**Aim:** Leaving the pictures aside, transcribe every line below exactly.

[Stored data]
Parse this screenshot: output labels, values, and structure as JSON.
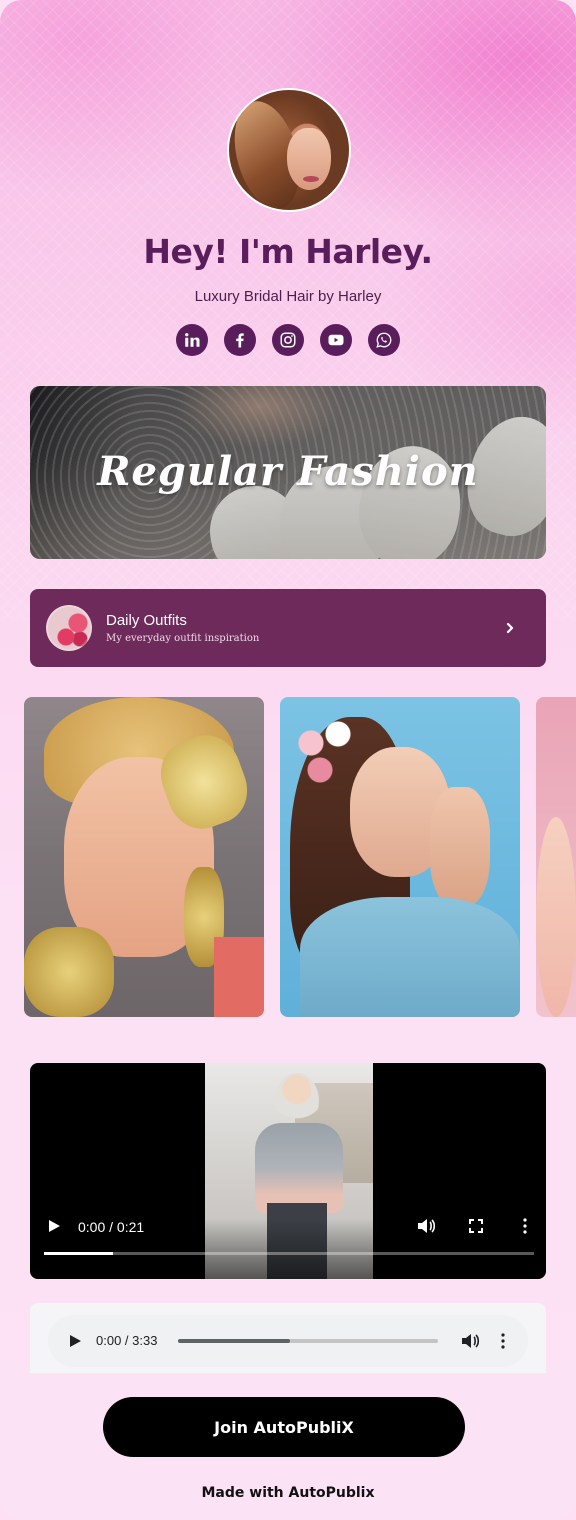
{
  "profile": {
    "title": "Hey! I'm Harley.",
    "subtitle": "Luxury Bridal Hair by Harley"
  },
  "socials": [
    {
      "name": "linkedin-icon"
    },
    {
      "name": "facebook-icon"
    },
    {
      "name": "instagram-icon"
    },
    {
      "name": "youtube-icon"
    },
    {
      "name": "whatsapp-icon"
    }
  ],
  "banner": {
    "text": "Regular Fashion"
  },
  "link_card": {
    "title": "Daily Outfits",
    "description": "My everyday outfit inspiration",
    "icon": "chevron-right-icon"
  },
  "video": {
    "time": "0:00 / 0:21",
    "progress": 0.14
  },
  "audio": {
    "time": "0:00 / 3:33",
    "progress": 0.43
  },
  "cta": {
    "label": "Join AutoPubliX"
  },
  "footer": {
    "text": "Made with AutoPublix"
  },
  "colors": {
    "accent": "#5a1d5c",
    "card": "#6e2a5a",
    "background": "#fce0f3"
  }
}
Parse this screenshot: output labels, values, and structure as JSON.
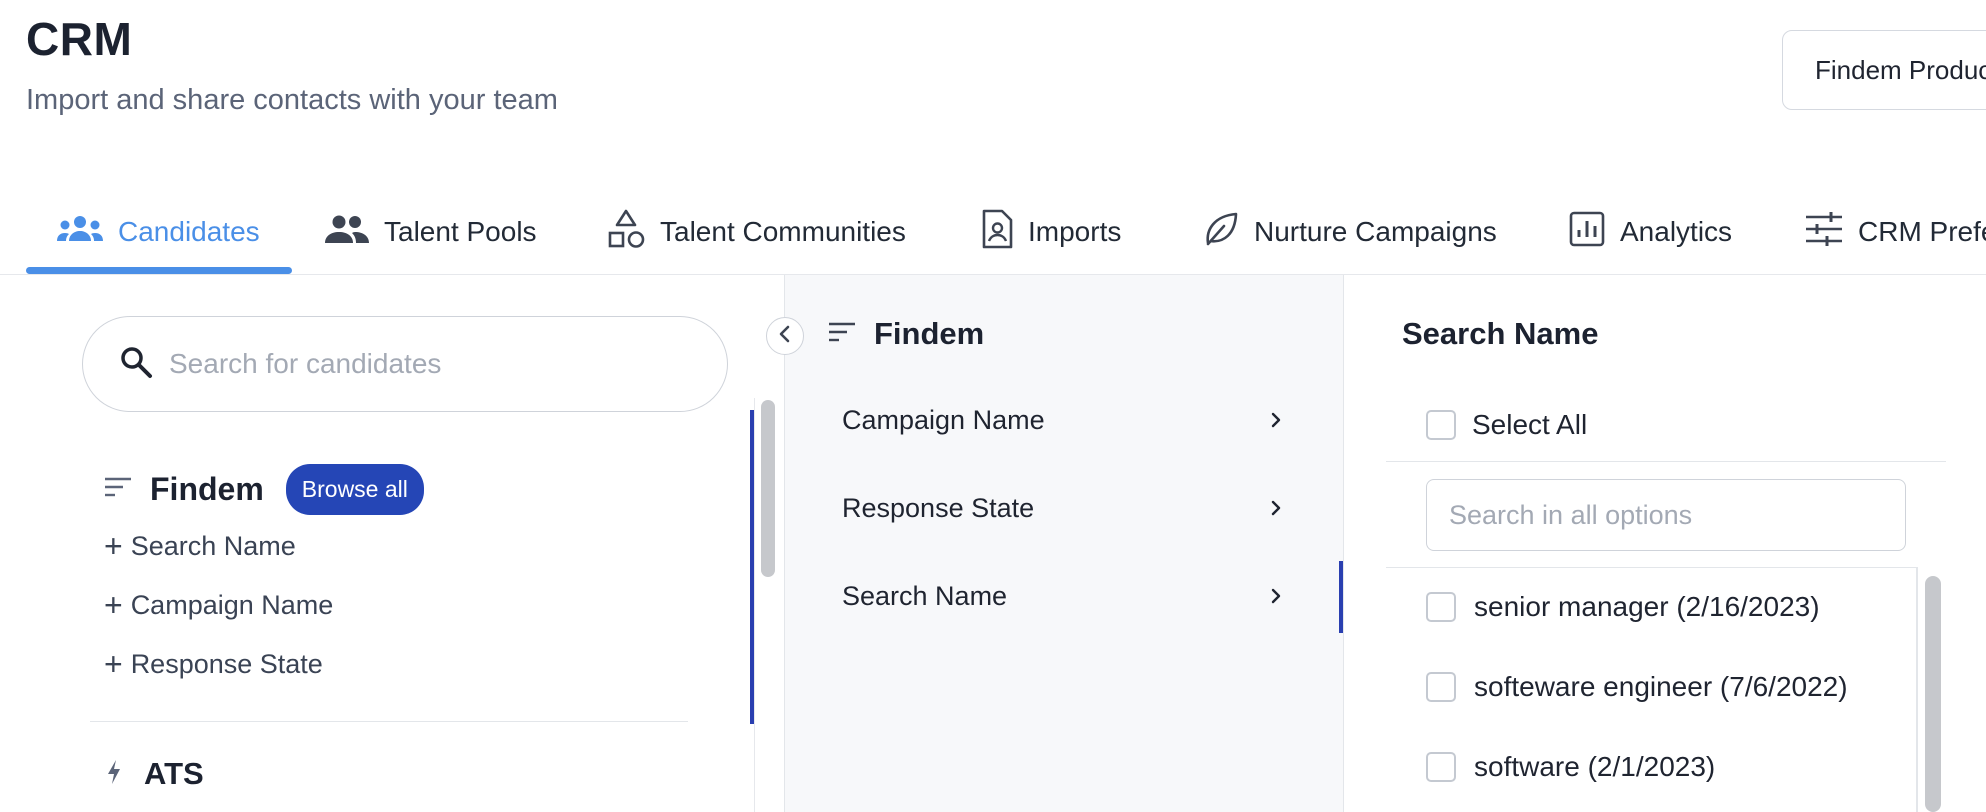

**The result:**
Parse this screenshot: output labels, values, and structure as JSON.
{
  "profile": {
    "title": "Hey! I'm Harley.",
    "subtitle": "Luxury Bridal Hair by Harley"
  },
  "socials": [
    {
      "name": "linkedin-icon"
    },
    {
      "name": "facebook-icon"
    },
    {
      "name": "instagram-icon"
    },
    {
      "name": "youtube-icon"
    },
    {
      "name": "whatsapp-icon"
    }
  ],
  "banner": {
    "text": "Regular Fashion"
  },
  "link_card": {
    "title": "Daily Outfits",
    "description": "My everyday outfit inspiration",
    "icon": "chevron-right-icon"
  },
  "video": {
    "time": "0:00 / 0:21",
    "progress": 0.14
  },
  "audio": {
    "time": "0:00 / 3:33",
    "progress": 0.43
  },
  "cta": {
    "label": "Join AutoPubliX"
  },
  "footer": {
    "text": "Made with AutoPublix"
  },
  "colors": {
    "accent": "#5a1d5c",
    "card": "#6e2a5a",
    "background": "#fce0f3"
  }
}
Parse this screenshot: output labels, values, and structure as JSON.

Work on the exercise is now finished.